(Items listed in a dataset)
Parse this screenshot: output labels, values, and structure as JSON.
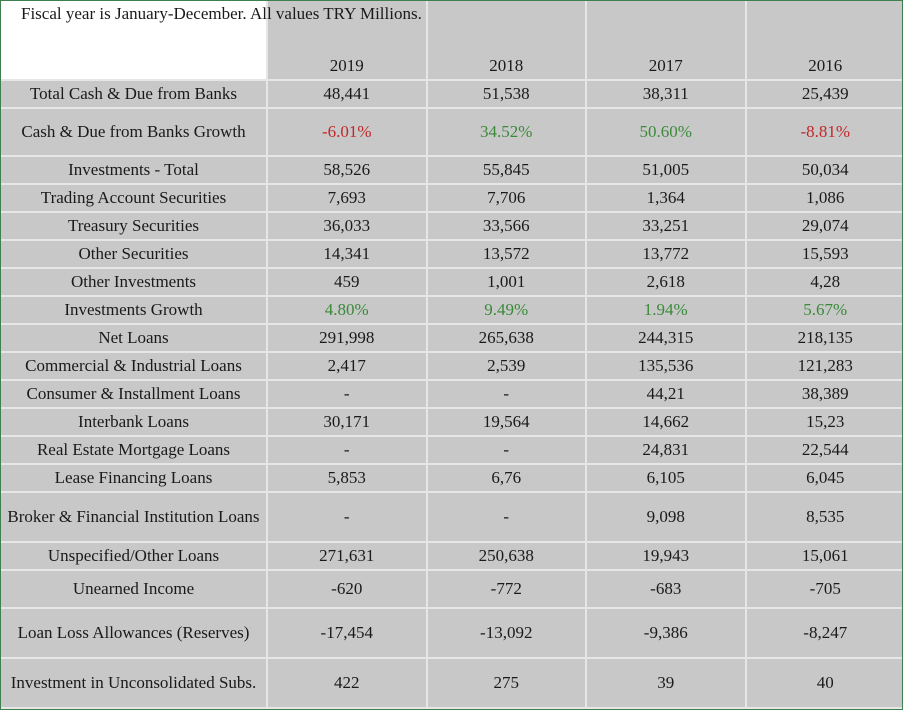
{
  "header": {
    "caption": "Fiscal year is January-December. All values TRY Millions.",
    "years": [
      "2019",
      "2018",
      "2017",
      "2016"
    ]
  },
  "rows": [
    {
      "label": "Total Cash & Due from Banks",
      "values": [
        "48,441",
        "51,538",
        "38,311",
        "25,439"
      ]
    },
    {
      "label": "Cash & Due from Banks Growth",
      "values": [
        "-6.01%",
        "34.52%",
        "50.60%",
        "-8.81%"
      ]
    },
    {
      "label": "Investments - Total",
      "values": [
        "58,526",
        "55,845",
        "51,005",
        "50,034"
      ]
    },
    {
      "label": "Trading Account Securities",
      "values": [
        "7,693",
        "7,706",
        "1,364",
        "1,086"
      ]
    },
    {
      "label": "Treasury Securities",
      "values": [
        "36,033",
        "33,566",
        "33,251",
        "29,074"
      ]
    },
    {
      "label": "Other Securities",
      "values": [
        "14,341",
        "13,572",
        "13,772",
        "15,593"
      ]
    },
    {
      "label": "Other Investments",
      "values": [
        "459",
        "1,001",
        "2,618",
        "4,28"
      ]
    },
    {
      "label": "Investments Growth",
      "values": [
        "4.80%",
        "9.49%",
        "1.94%",
        "5.67%"
      ]
    },
    {
      "label": "Net Loans",
      "values": [
        "291,998",
        "265,638",
        "244,315",
        "218,135"
      ]
    },
    {
      "label": "Commercial & Industrial Loans",
      "values": [
        "2,417",
        "2,539",
        "135,536",
        "121,283"
      ]
    },
    {
      "label": "Consumer & Installment Loans",
      "values": [
        "-",
        "-",
        "44,21",
        "38,389"
      ]
    },
    {
      "label": "Interbank Loans",
      "values": [
        "30,171",
        "19,564",
        "14,662",
        "15,23"
      ]
    },
    {
      "label": "Real Estate Mortgage Loans",
      "values": [
        "-",
        "-",
        "24,831",
        "22,544"
      ]
    },
    {
      "label": "Lease Financing Loans",
      "values": [
        "5,853",
        "6,76",
        "6,105",
        "6,045"
      ]
    },
    {
      "label": "Broker & Financial Institution Loans",
      "values": [
        "-",
        "-",
        "9,098",
        "8,535"
      ]
    },
    {
      "label": "Unspecified/Other Loans",
      "values": [
        "271,631",
        "250,638",
        "19,943",
        "15,061"
      ]
    },
    {
      "label": "Unearned Income",
      "values": [
        "-620",
        "-772",
        "-683",
        "-705"
      ]
    },
    {
      "label": "Loan Loss Allowances (Reserves)",
      "values": [
        "-17,454",
        "-13,092",
        "-9,386",
        "-8,247"
      ]
    },
    {
      "label": "Investment in Unconsolidated Subs.",
      "values": [
        "422",
        "275",
        "39",
        "40"
      ]
    }
  ],
  "colors": {
    "negative": "#c0282a",
    "positive": "#3a8a3a",
    "cell_bg": "#c8c8c8",
    "grid": "#e6e6e6"
  }
}
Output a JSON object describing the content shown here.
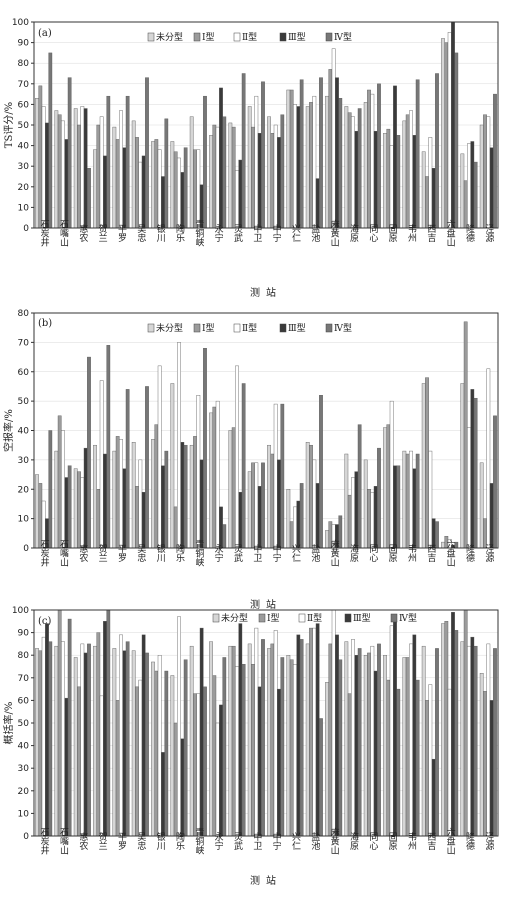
{
  "colors": {
    "未分型": "#d6d6d6",
    "I型": "#9b9b9b",
    "II型": "#ffffff",
    "III型": "#3a3a3a",
    "IV型": "#777777"
  },
  "chart_data": [
    {
      "type": "bar",
      "panel": "(a)",
      "ylabel": "TS评分/%",
      "xlabel": "测站",
      "ylim": [
        0,
        100
      ],
      "yticks": [
        0,
        10,
        20,
        30,
        40,
        50,
        60,
        70,
        80,
        90,
        100
      ],
      "legend_position": "top-center",
      "categories": [
        "石炭井",
        "石嘴山",
        "惠农",
        "贺兰",
        "平罗",
        "吴忠",
        "银川",
        "陶乐",
        "青铜峡",
        "永宁",
        "灵武",
        "中卫",
        "中宁",
        "兴仁",
        "盐池",
        "麻黄山",
        "海原",
        "同心",
        "固原",
        "韦州",
        "西吉",
        "六盘山",
        "隆德",
        "泾源"
      ],
      "series": [
        {
          "name": "未分型",
          "values": [
            63,
            57,
            58,
            38,
            49,
            52,
            42,
            42,
            54,
            45,
            51,
            59,
            54,
            67,
            59,
            64,
            59,
            61,
            46,
            52,
            37,
            92,
            36,
            50
          ]
        },
        {
          "name": "I型",
          "values": [
            69,
            55,
            50,
            50,
            43,
            44,
            43,
            37,
            38,
            50,
            49,
            49,
            46,
            67,
            61,
            77,
            56,
            67,
            48,
            55,
            25,
            90,
            23,
            55
          ]
        },
        {
          "name": "II型",
          "values": [
            59,
            52,
            59,
            54,
            57,
            32,
            38,
            34,
            38,
            49,
            28,
            64,
            50,
            60,
            64,
            87,
            54,
            65,
            40,
            57,
            44,
            95,
            41,
            54
          ]
        },
        {
          "name": "III型",
          "values": [
            51,
            43,
            58,
            35,
            39,
            35,
            25,
            27,
            21,
            68,
            33,
            46,
            44,
            59,
            24,
            73,
            47,
            47,
            69,
            45,
            29,
            100,
            42,
            39
          ]
        },
        {
          "name": "IV型",
          "values": [
            85,
            73,
            29,
            64,
            64,
            73,
            53,
            39,
            64,
            54,
            75,
            71,
            55,
            72,
            73,
            63,
            58,
            70,
            45,
            72,
            75,
            85,
            32,
            65
          ]
        }
      ]
    },
    {
      "type": "bar",
      "panel": "(b)",
      "ylabel": "空报率/%",
      "xlabel": "测站",
      "ylim": [
        0,
        80
      ],
      "yticks": [
        0,
        10,
        20,
        30,
        40,
        50,
        60,
        70,
        80
      ],
      "legend_position": "top-center",
      "categories": [
        "石炭井",
        "石嘴山",
        "惠农",
        "贺兰",
        "平罗",
        "吴忠",
        "银川",
        "陶乐",
        "青铜峡",
        "永宁",
        "灵武",
        "中卫",
        "中宁",
        "兴仁",
        "盐池",
        "麻黄山",
        "海原",
        "同心",
        "固原",
        "韦州",
        "西吉",
        "六盘山",
        "隆德",
        "泾源"
      ],
      "series": [
        {
          "name": "未分型",
          "values": [
            25,
            33,
            27,
            35,
            33,
            36,
            37,
            56,
            35,
            46,
            40,
            26,
            35,
            20,
            36,
            6,
            32,
            30,
            41,
            33,
            56,
            2,
            56,
            29
          ]
        },
        {
          "name": "I型",
          "values": [
            22,
            45,
            26,
            20,
            38,
            21,
            42,
            14,
            38,
            48,
            41,
            29,
            32,
            9,
            35,
            9,
            18,
            20,
            42,
            32,
            58,
            4,
            77,
            10
          ]
        },
        {
          "name": "II型",
          "values": [
            16,
            40,
            24,
            57,
            37,
            30,
            62,
            70,
            52,
            50,
            62,
            29,
            49,
            14,
            30,
            8,
            24,
            19,
            50,
            33,
            33,
            3,
            41,
            61
          ]
        },
        {
          "name": "III型",
          "values": [
            10,
            24,
            34,
            32,
            27,
            19,
            28,
            36,
            30,
            14,
            19,
            21,
            30,
            16,
            22,
            8,
            26,
            21,
            28,
            27,
            10,
            1,
            54,
            22
          ]
        },
        {
          "name": "IV型",
          "values": [
            40,
            28,
            65,
            69,
            54,
            55,
            33,
            35,
            68,
            8,
            56,
            29,
            49,
            22,
            52,
            11,
            42,
            34,
            28,
            32,
            9,
            2,
            51,
            45
          ]
        }
      ]
    },
    {
      "type": "bar",
      "panel": "(c)",
      "ylabel": "概括率/%",
      "xlabel": "测站",
      "ylim": [
        0,
        100
      ],
      "yticks": [
        0,
        10,
        20,
        30,
        40,
        50,
        60,
        70,
        80,
        90,
        100
      ],
      "legend_position": "top-center",
      "categories": [
        "石炭井",
        "石嘴山",
        "惠农",
        "贺兰",
        "平罗",
        "吴忠",
        "银川",
        "陶乐",
        "青铜峡",
        "永宁",
        "灵武",
        "中卫",
        "中宁",
        "兴仁",
        "盐池",
        "麻黄山",
        "海原",
        "同心",
        "固原",
        "韦州",
        "西吉",
        "六盘山",
        "隆德",
        "泾源"
      ],
      "series": [
        {
          "name": "未分型",
          "values": [
            83,
            84,
            79,
            84,
            83,
            82,
            77,
            71,
            84,
            86,
            84,
            85,
            83,
            80,
            85,
            68,
            86,
            80,
            80,
            79,
            84,
            94,
            86,
            72
          ]
        },
        {
          "name": "I型",
          "values": [
            82,
            100,
            66,
            90,
            60,
            66,
            73,
            50,
            63,
            71,
            84,
            76,
            85,
            78,
            92,
            85,
            63,
            81,
            69,
            79,
            60,
            95,
            100,
            64
          ]
        },
        {
          "name": "II型",
          "values": [
            88,
            86,
            85,
            62,
            89,
            69,
            80,
            97,
            63,
            50,
            75,
            92,
            91,
            76,
            92,
            100,
            87,
            84,
            93,
            85,
            67,
            65,
            84,
            85
          ]
        },
        {
          "name": "III型",
          "values": [
            94,
            61,
            81,
            95,
            82,
            89,
            37,
            43,
            92,
            58,
            94,
            66,
            65,
            89,
            94,
            89,
            80,
            73,
            96,
            89,
            34,
            99,
            88,
            60
          ]
        },
        {
          "name": "IV型",
          "values": [
            86,
            96,
            85,
            100,
            86,
            81,
            73,
            78,
            66,
            79,
            76,
            87,
            79,
            87,
            52,
            78,
            83,
            85,
            65,
            69,
            83,
            91,
            84,
            83
          ]
        }
      ]
    }
  ],
  "legend_labels": [
    "未分型",
    "I型",
    "II型",
    "III型",
    "IV型"
  ]
}
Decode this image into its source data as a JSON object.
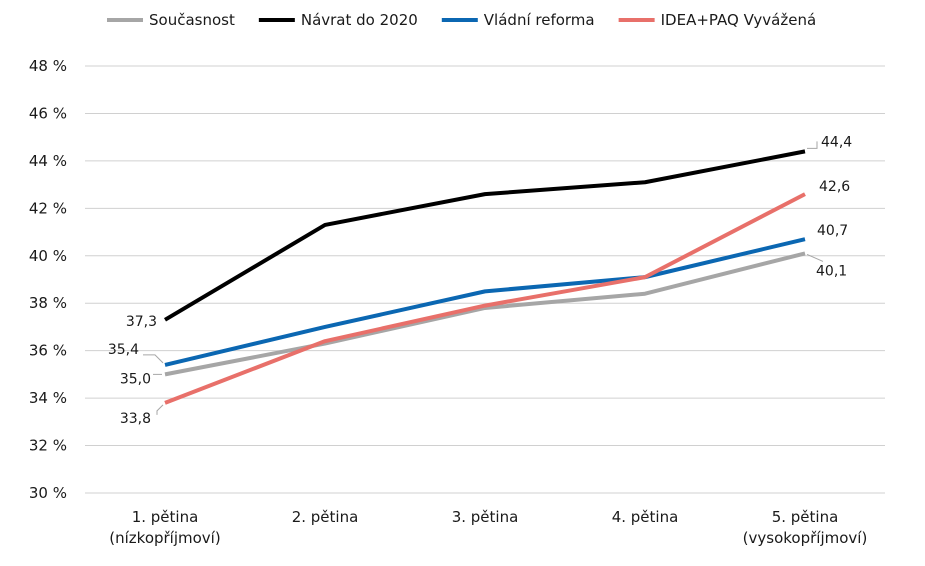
{
  "chart_data": {
    "type": "line",
    "categories": [
      [
        "1. pětina",
        "(nízkopříjmoví)"
      ],
      [
        "2. pětina"
      ],
      [
        "3. pětina"
      ],
      [
        "4. pětina"
      ],
      [
        "5. pětina",
        "(vysokopříjmoví)"
      ]
    ],
    "ylim": [
      30,
      48
    ],
    "yticks": [
      30,
      32,
      34,
      36,
      38,
      40,
      42,
      44,
      46,
      48
    ],
    "ytick_labels": [
      "30 %",
      "32 %",
      "34 %",
      "36 %",
      "38 %",
      "40 %",
      "42 %",
      "44 %",
      "46 %",
      "48 %"
    ],
    "grid": true,
    "legend_position": "top",
    "series": [
      {
        "name": "Současnost",
        "color": "#a6a6a6",
        "values": [
          35.0,
          36.3,
          37.8,
          38.4,
          40.1
        ],
        "labels": [
          "35,0",
          "",
          "",
          "",
          "40,1"
        ]
      },
      {
        "name": "Návrat do 2020",
        "color": "#000000",
        "values": [
          37.3,
          41.3,
          42.6,
          43.1,
          44.4
        ],
        "labels": [
          "37,3",
          "",
          "",
          "",
          "44,4"
        ]
      },
      {
        "name": "Vládní reforma",
        "color": "#0b67b2",
        "values": [
          35.4,
          37.0,
          38.5,
          39.1,
          40.7
        ],
        "labels": [
          "35,4",
          "",
          "",
          "",
          "40,7"
        ]
      },
      {
        "name": "IDEA+PAQ Vyvážená",
        "color": "#e8706a",
        "values": [
          33.8,
          36.4,
          37.9,
          39.1,
          42.6
        ],
        "labels": [
          "33,8",
          "",
          "",
          "",
          "42,6"
        ]
      }
    ]
  }
}
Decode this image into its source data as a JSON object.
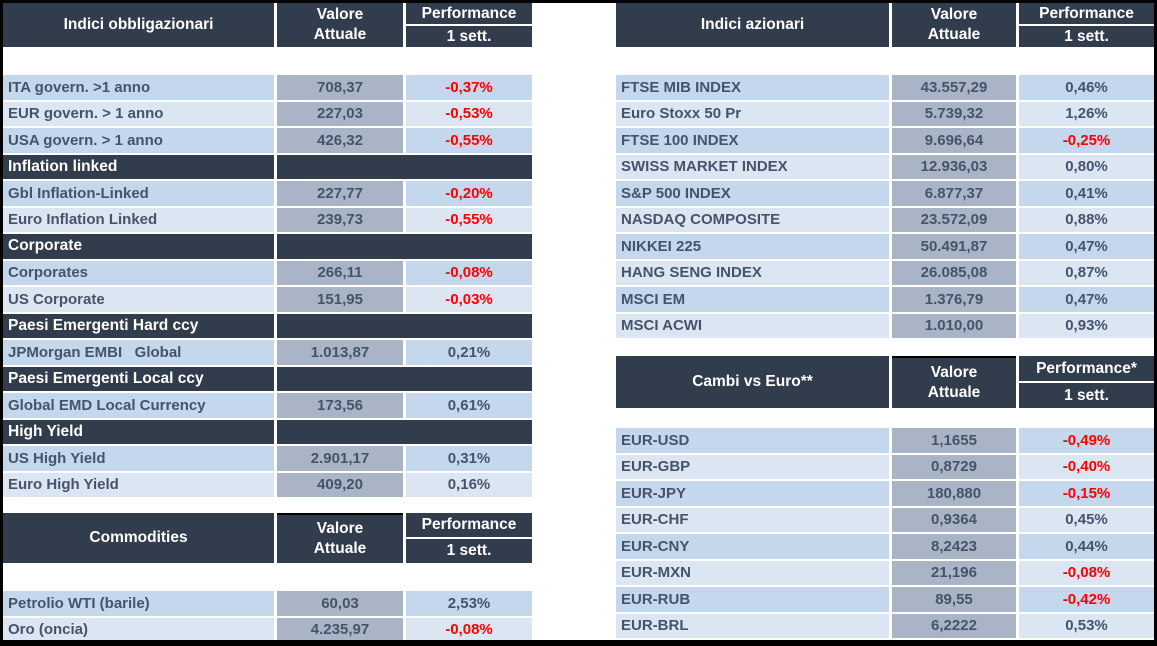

**To do:** Show, from the listing above, each line that contains the word "Total".

**Solution to this task:**
      "label": "Total Cash & Due from Banks",
      "label": "Investments - Total",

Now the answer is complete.